Excerpted passage

## BEGIN

Customer hereby grants ADVANCED WEB SOLUTIONS LLC a non-exclusive right and license to use Customer's name and such of Customer's trade names, trademarks, and service marks (collectively, "Customer's Marks") as are listed on Customer's Content or otherwise provided to ADVANCED WEB SOLUTIONS LLC in connection with this Agreement (a) on ADVANCED WEB SOLUTIONS LLC's own Web Sites, (b) in printed and online advertising, publicity, directories, newsletters, and updates describing ADVANCED WEB SOLUTIONS LLC's Services, and, (c) in applications reasonably necessary and ancillary to the foregoing. Customer may use ADVANCED WEB SOLUTIONS LLC's trade name, trademarks, and service marks (collectively, "ADVANCED WEB SOLUTIONS LLC's Marks") in advertising and publicity in conjunction with the offering of Customer's Content via ADVANCED WEB SOLUTIONS LLC, provided that Customer shall submit copy to ADVANCED WEB SOLUTIONS LLC for its prior written approval, and provided further that under no circumstances shall such use imply that ADVANCED WEB SOLUTIONS LLC endorses, sponsors, certifies, approves or is responsible for Customer's Content. Notwithstanding the foregoing, Customer need not obtain ADVANCED WEB SOLUTIONS LLC's prior written approval where use of ADVANCED WEB SOLUTIONS LLC's Marks is limited to inclusion in a list of systems via which Customer's Content is available.

## END

Supplied data
## BEGIN

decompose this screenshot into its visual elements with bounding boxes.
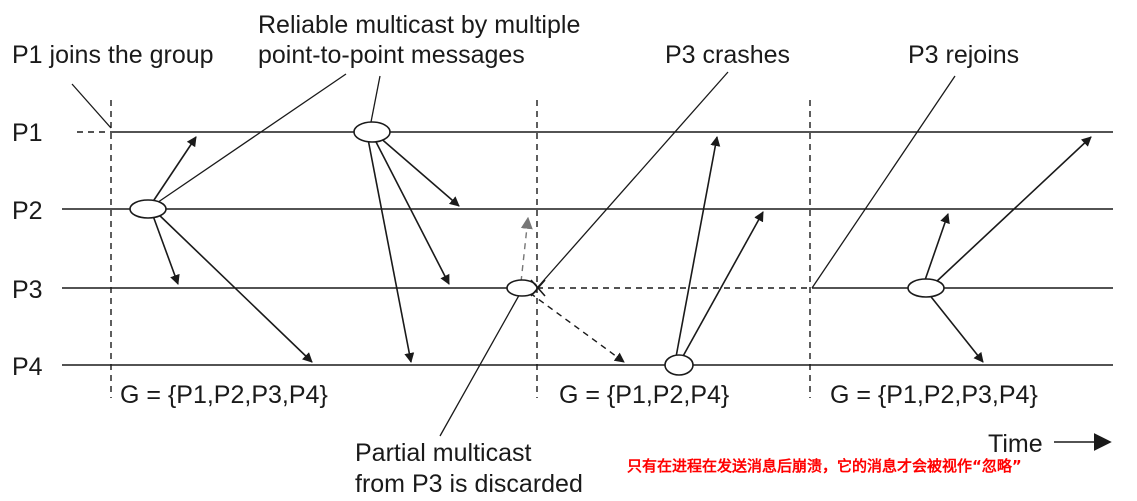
process-label-p4: P4: [12, 353, 43, 381]
message-p2-to-p4: [155, 211, 313, 363]
message-p4-to-p2: [681, 211, 764, 359]
message-p1-to-p4: [367, 138, 415, 363]
reliable-multicast-label-line1: Reliable multicast by multiple: [258, 11, 580, 39]
p1-joins-label: P1 joins the group: [12, 41, 214, 69]
time-label: Time: [988, 430, 1043, 458]
message-p3-to-p2: [923, 213, 950, 284]
p3-rejoins-label: P3 rejoins: [908, 41, 1019, 69]
p1-joins-pointer: [71, 83, 112, 129]
send-event-p2: [129, 199, 167, 219]
virtual-synchrony-diagram: P1 P2 P3 P4 P1 joins the group Reliable …: [12, 11, 1113, 498]
reliable-multicast-label-line2: point-to-point messages: [258, 41, 525, 69]
send-event-p4: [664, 354, 694, 376]
discarded-message-p3-to-p2: [520, 216, 533, 283]
discarded-message-p3-to-p4: [529, 292, 625, 363]
p3-crashes-label: P3 crashes: [665, 41, 790, 69]
partial-multicast-label-line2: from P3 is discarded: [355, 470, 583, 498]
message-p4-to-p1: [675, 136, 721, 358]
partial-multicast-label-line1: Partial multicast: [355, 439, 531, 467]
message-p3-to-p4: [927, 292, 984, 363]
group-view-2: G = {P1,P2,P4}: [559, 381, 729, 409]
reliable-multicast-pointer-2: [370, 75, 381, 123]
process-label-p3: P3: [12, 276, 43, 304]
reliable-multicast-pointer-1: [147, 73, 347, 210]
send-event-p3: [907, 278, 945, 298]
group-view-3: G = {P1,P2,P3,P4}: [830, 381, 1038, 409]
message-p1-to-p3: [373, 137, 450, 285]
message-p2-to-p1: [149, 136, 197, 207]
process-label-p2: P2: [12, 197, 43, 225]
partial-multicast-pointer: [439, 289, 523, 437]
process-label-p1: P1: [12, 119, 43, 147]
group-view-1: G = {P1,P2,P3,P4}: [120, 381, 328, 409]
message-p2-to-p3: [151, 212, 180, 285]
p3-crashes-pointer: [536, 71, 729, 289]
send-event-p1: [353, 121, 391, 143]
annotation-note: 只有在进程在发送消息后崩溃，它的消息才会被视作“忽略”: [627, 457, 1022, 475]
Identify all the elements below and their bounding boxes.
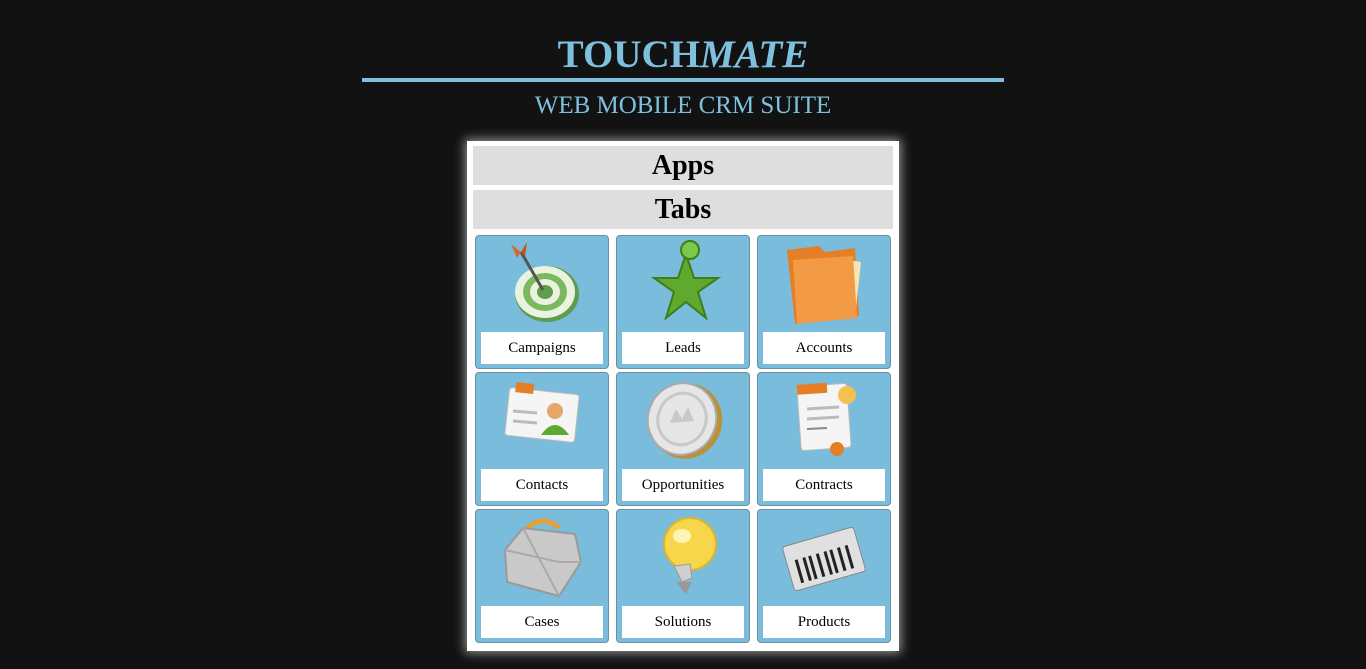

## END

Direction 1
Answer these about the trademark license clause, one line each:
(a) In which three settings may ADVANCED WEB SOLUTIONS LLC use Customer's Marks?
(b) What must Customer do before using ADVANCED WEB SOLUTIONS LLC's Marks in advertising and publicity?
(c) When does Customer not need ADVANCED WEB SOLUTIONS LLC's prior written approval?
Direction 2
Write the next part of the trademark license clause, picking up after its final sentence.

Final answer 1
(a) On ADVANCED WEB SOLUTIONS LLC's own Web Sites; in printed and online advertising, publicity, directories, newsletters, and updates describing its Services; and in applications reasonably necessary and ancillary to those.
(b) Submit copy to ADVANCED WEB SOLUTIONS LLC for its prior written approval.
(c) When the use of ADVANCED WEB SOLUTIONS LLC's Marks is limited to inclusion in a list of systems via which Customer's Content is available.

Final answer 2
7. TERM AND TERMINATION

A. Term. The term of this Hosting Services Agreement shall begin on the Effective Date, and shall continue on a month to month basis, unless either Party gives the non-terminating Party Thirty (30) days notice of its election to terminate this Agreement.

B. Termination for Breach. Each Party shall have the right to terminate this Agreement upon Fifteen (15) days prior written notice if the other Party is in material breach of any term of this Agreement, including without limitation the payment of monies, and the breaching Party fails to remedy such breach within the fifteen day notice period.

C. Canceling Accounts. To cancel your account, your request must be received in writing by certified mail. Please send your written request to ADVANCED WEB SOLUTIONS LLC., 8920 N 23rd Ave Phoenix, AZ 85021. To ensure that you are not billed for another month of service, you must cancel your account before your billing cycle due date. All accounts requesting cancellation are terminated upon receipt of submission. Cancellation requests submitted prior to the completion of a billing cycle will not receive a prorated refund.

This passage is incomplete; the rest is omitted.